> _Instructions for the task_
Write out all lines holding the word "value".

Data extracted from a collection
=-=-=

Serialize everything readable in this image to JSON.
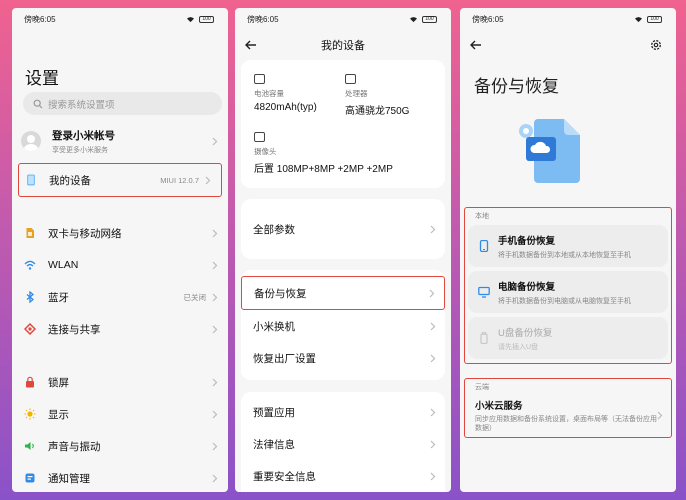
{
  "status": {
    "time": "傍晚6:05",
    "battery": "100"
  },
  "settings": {
    "title": "设置",
    "search_placeholder": "搜索系统设置项",
    "account_title": "登录小米帐号",
    "account_sub": "享受更多小米服务",
    "my_device": {
      "label": "我的设备",
      "value": "MIUI 12.0.7"
    },
    "group1": [
      {
        "label": "双卡与移动网络",
        "value": "",
        "icon": "sim-card-icon",
        "color": "#e9a21d"
      },
      {
        "label": "WLAN",
        "value": "",
        "icon": "wifi-icon",
        "color": "#2f8bea"
      },
      {
        "label": "蓝牙",
        "value": "已关闭",
        "icon": "bluetooth-icon",
        "color": "#2f8bea"
      },
      {
        "label": "连接与共享",
        "value": "",
        "icon": "share-icon",
        "color": "#e0473d"
      }
    ],
    "group2": [
      {
        "label": "锁屏",
        "icon": "lock-icon",
        "color": "#e0473d"
      },
      {
        "label": "显示",
        "icon": "sun-icon",
        "color": "#f0b400"
      },
      {
        "label": "声音与振动",
        "icon": "speaker-icon",
        "color": "#2cb34a"
      },
      {
        "label": "通知管理",
        "icon": "bell-icon",
        "color": "#2f8bea"
      }
    ]
  },
  "device": {
    "title": "我的设备",
    "battery": {
      "label": "电池容量",
      "value": "4820mAh(typ)"
    },
    "cpu": {
      "label": "处理器",
      "value": "高通骁龙750G"
    },
    "camera": {
      "label": "摄像头",
      "value": "后置 108MP+8MP +2MP +2MP"
    },
    "all_params": "全部参数",
    "group1": [
      "备份与恢复",
      "小米换机",
      "恢复出厂设置"
    ],
    "group2": [
      "预置应用",
      "法律信息",
      "重要安全信息"
    ]
  },
  "backup": {
    "title": "备份与恢复",
    "local_label": "本地",
    "phone_title": "手机备份恢复",
    "phone_sub": "将手机数据备份到本地或从本地恢复至手机",
    "pc_title": "电脑备份恢复",
    "pc_sub": "将手机数据备份到电脑或从电脑恢复至手机",
    "usb_title": "U盘备份恢复",
    "usb_sub": "请先插入U盘",
    "cloud_label": "云端",
    "cloud_title": "小米云服务",
    "cloud_sub": "同步应用数据和备份系统设置，桌面布局等（无法备份应用数据）"
  },
  "colors": {
    "highlight": "#e0473d",
    "accent": "#2f8bea"
  }
}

=-=-=

> _Complete answer_
      "value": "MIUI 12.0.7"
        "value": "",
        "value": "",
        "value": "已关闭",
        "value": "",
      "value": "4820mAh(typ)"
      "value": "高通骁龙750G"
      "value": "后置 108MP+8MP +2MP +2MP"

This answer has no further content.